Task to complete
Select the lines of the records containing the word "masashi" and list them.

** start Material shown **

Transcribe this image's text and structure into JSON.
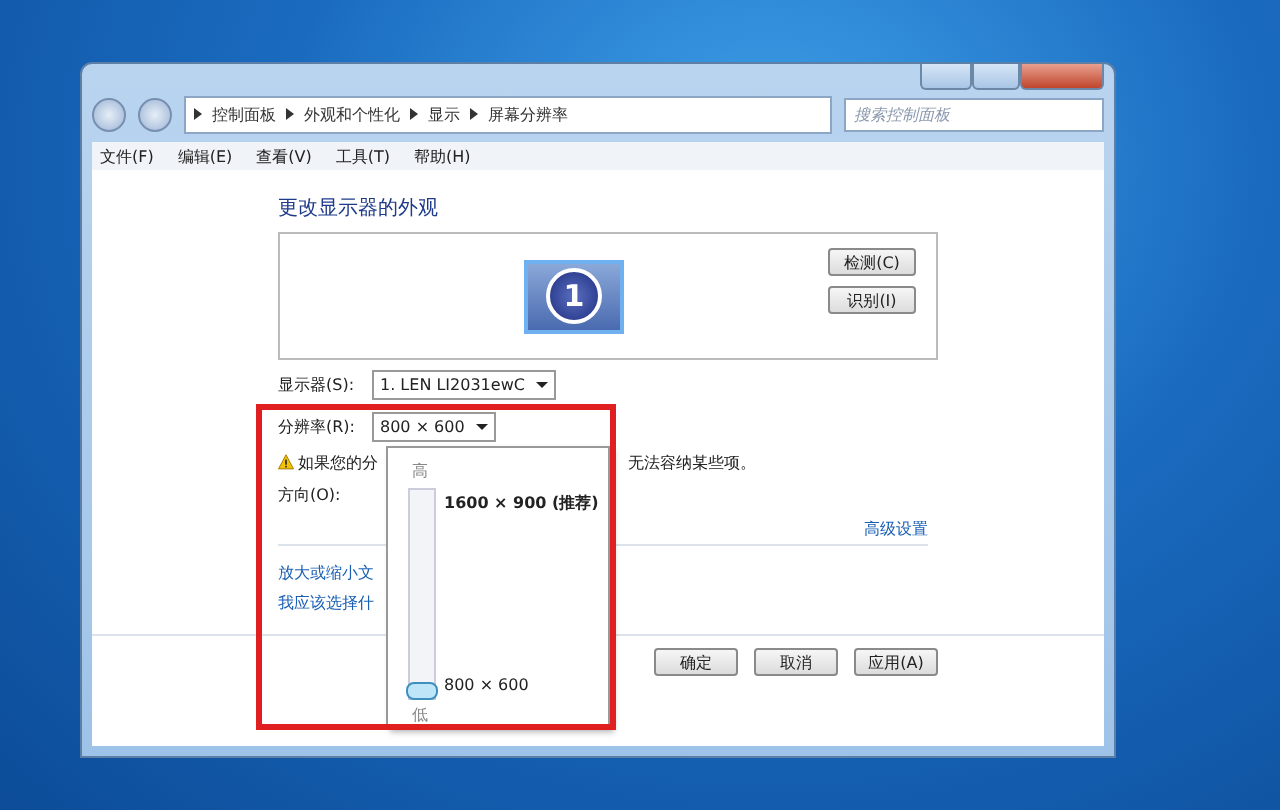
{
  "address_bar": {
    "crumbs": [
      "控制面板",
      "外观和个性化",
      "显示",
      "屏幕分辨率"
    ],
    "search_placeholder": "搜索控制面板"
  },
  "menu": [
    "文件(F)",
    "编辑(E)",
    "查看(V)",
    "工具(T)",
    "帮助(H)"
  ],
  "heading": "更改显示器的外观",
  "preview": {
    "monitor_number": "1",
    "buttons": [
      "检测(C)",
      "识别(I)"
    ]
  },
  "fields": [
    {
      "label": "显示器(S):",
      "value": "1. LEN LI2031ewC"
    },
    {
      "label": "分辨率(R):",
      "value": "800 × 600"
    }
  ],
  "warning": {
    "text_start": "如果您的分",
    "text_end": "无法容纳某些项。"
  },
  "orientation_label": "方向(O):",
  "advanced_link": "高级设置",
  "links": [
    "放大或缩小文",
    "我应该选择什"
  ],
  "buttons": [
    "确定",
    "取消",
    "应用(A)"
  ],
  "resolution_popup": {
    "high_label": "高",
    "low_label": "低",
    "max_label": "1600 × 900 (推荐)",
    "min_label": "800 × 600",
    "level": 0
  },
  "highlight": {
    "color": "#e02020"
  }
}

** end Material shown **
** start Material shown **

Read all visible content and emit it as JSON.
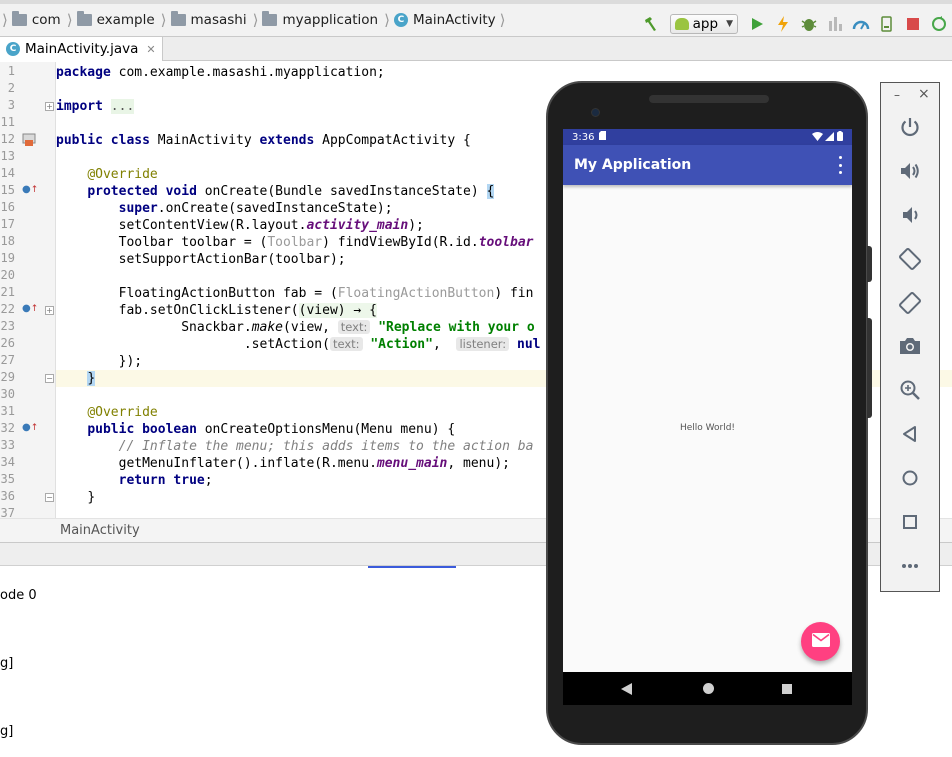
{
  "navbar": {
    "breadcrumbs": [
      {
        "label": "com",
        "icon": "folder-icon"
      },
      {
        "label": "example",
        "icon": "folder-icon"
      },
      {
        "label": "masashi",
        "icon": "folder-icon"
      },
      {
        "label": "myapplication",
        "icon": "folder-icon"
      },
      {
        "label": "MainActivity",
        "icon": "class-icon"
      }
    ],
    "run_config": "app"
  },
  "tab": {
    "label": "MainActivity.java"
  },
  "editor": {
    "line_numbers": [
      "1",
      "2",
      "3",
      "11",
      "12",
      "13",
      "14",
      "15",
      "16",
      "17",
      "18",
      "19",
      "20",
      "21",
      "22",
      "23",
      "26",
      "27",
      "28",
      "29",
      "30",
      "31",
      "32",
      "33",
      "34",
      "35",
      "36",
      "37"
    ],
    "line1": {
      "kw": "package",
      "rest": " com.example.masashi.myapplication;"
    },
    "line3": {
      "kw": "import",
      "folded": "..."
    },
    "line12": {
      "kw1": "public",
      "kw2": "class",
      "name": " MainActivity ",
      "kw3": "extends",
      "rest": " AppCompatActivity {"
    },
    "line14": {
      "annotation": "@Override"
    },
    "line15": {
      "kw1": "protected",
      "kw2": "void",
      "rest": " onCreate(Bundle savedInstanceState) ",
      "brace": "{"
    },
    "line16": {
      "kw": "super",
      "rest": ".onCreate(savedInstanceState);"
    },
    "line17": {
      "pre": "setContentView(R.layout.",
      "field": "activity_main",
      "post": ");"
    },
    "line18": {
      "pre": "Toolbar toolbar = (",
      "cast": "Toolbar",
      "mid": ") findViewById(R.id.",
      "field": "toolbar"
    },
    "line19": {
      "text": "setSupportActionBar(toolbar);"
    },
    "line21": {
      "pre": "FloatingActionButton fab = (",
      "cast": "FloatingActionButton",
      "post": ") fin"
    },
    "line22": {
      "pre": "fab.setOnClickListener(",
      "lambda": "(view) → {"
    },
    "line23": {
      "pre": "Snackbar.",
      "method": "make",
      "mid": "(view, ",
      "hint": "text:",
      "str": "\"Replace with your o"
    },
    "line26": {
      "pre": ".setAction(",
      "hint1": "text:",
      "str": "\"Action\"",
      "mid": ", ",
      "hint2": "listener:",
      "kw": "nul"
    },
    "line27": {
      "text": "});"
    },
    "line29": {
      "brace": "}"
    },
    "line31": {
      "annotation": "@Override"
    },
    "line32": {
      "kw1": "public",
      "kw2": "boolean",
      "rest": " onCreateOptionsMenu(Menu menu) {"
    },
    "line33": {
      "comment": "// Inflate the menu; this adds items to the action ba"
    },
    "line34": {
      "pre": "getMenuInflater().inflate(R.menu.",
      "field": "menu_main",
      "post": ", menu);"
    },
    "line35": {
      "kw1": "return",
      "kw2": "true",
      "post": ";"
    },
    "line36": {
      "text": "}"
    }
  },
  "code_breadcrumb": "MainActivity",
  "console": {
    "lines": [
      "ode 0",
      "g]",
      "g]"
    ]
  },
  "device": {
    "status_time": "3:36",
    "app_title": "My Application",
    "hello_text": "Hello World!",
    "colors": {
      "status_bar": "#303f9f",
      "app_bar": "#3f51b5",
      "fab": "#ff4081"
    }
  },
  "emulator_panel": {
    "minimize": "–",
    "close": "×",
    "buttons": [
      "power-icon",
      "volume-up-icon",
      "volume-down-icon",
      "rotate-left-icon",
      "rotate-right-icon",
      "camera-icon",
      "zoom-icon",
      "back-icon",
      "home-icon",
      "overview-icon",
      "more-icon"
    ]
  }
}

** end Material shown **

Task answer
        "label": "masashi",
      "rest": " com.example.masashi.myapplication;"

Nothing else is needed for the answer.